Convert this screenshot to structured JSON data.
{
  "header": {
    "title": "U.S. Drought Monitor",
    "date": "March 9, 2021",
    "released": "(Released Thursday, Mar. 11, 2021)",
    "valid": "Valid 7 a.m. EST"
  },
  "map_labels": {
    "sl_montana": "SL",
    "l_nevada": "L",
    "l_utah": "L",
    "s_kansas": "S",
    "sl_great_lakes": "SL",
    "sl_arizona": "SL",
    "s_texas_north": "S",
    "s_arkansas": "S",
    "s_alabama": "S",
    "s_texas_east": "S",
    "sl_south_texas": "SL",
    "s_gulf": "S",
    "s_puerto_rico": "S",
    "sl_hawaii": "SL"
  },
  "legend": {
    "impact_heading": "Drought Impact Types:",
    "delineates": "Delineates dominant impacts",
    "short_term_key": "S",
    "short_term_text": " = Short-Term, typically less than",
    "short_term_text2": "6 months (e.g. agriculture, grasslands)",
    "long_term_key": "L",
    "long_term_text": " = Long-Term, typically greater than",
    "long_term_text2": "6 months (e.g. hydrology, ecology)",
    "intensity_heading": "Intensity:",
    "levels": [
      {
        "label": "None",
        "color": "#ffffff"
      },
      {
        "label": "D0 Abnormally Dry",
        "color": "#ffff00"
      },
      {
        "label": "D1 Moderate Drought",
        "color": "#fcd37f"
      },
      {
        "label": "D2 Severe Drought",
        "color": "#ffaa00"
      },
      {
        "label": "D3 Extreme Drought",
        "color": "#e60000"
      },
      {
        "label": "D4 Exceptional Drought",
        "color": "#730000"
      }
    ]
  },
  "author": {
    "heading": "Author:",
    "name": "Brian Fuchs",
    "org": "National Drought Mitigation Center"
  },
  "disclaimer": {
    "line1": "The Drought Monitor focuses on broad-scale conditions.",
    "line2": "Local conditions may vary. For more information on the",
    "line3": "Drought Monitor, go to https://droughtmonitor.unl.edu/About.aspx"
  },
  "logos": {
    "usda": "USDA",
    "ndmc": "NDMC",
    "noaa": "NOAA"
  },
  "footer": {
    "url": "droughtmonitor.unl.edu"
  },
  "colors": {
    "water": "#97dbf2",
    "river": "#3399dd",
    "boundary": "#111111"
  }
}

....................

• **STATED GOAL**: Reproduce the material exactly, with every line intact.

• **RESULT OF THIS EXERCISE**:
Convert this screenshot to structured JSON data.
{
  "header": {
    "title": "U.S. Drought Monitor",
    "date": "March 9, 2021",
    "released": "(Released Thursday, Mar. 11, 2021)",
    "valid": "Valid 7 a.m. EST"
  },
  "map_labels": {
    "sl_montana": "SL",
    "l_nevada": "L",
    "l_utah": "L",
    "s_kansas": "S",
    "sl_great_lakes": "SL",
    "sl_arizona": "SL",
    "s_texas_north": "S",
    "s_arkansas": "S",
    "s_alabama": "S",
    "s_texas_east": "S",
    "sl_south_texas": "SL",
    "s_gulf": "S",
    "s_puerto_rico": "S",
    "sl_hawaii": "SL"
  },
  "legend": {
    "impact_heading": "Drought Impact Types:",
    "delineates": "Delineates dominant impacts",
    "short_term_key": "S",
    "short_term_text": " = Short-Term, typically less than",
    "short_term_text2": "6 months (e.g. agriculture, grasslands)",
    "long_term_key": "L",
    "long_term_text": " = Long-Term, typically greater than",
    "long_term_text2": "6 months (e.g. hydrology, ecology)",
    "intensity_heading": "Intensity:",
    "levels": [
      {
        "label": "None",
        "color": "#ffffff"
      },
      {
        "label": "D0 Abnormally Dry",
        "color": "#ffff00"
      },
      {
        "label": "D1 Moderate Drought",
        "color": "#fcd37f"
      },
      {
        "label": "D2 Severe Drought",
        "color": "#ffaa00"
      },
      {
        "label": "D3 Extreme Drought",
        "color": "#e60000"
      },
      {
        "label": "D4 Exceptional Drought",
        "color": "#730000"
      }
    ]
  },
  "author": {
    "heading": "Author:",
    "name": "Brian Fuchs",
    "org": "National Drought Mitigation Center"
  },
  "disclaimer": {
    "line1": "The Drought Monitor focuses on broad-scale conditions.",
    "line2": "Local conditions may vary. For more information on the",
    "line3": "Drought Monitor, go to https://droughtmonitor.unl.edu/About.aspx"
  },
  "logos": {
    "usda": "USDA",
    "ndmc": "NDMC",
    "noaa": "NOAA"
  },
  "footer": {
    "url": "droughtmonitor.unl.edu"
  },
  "colors": {
    "water": "#97dbf2",
    "river": "#3399dd",
    "boundary": "#111111"
  }
}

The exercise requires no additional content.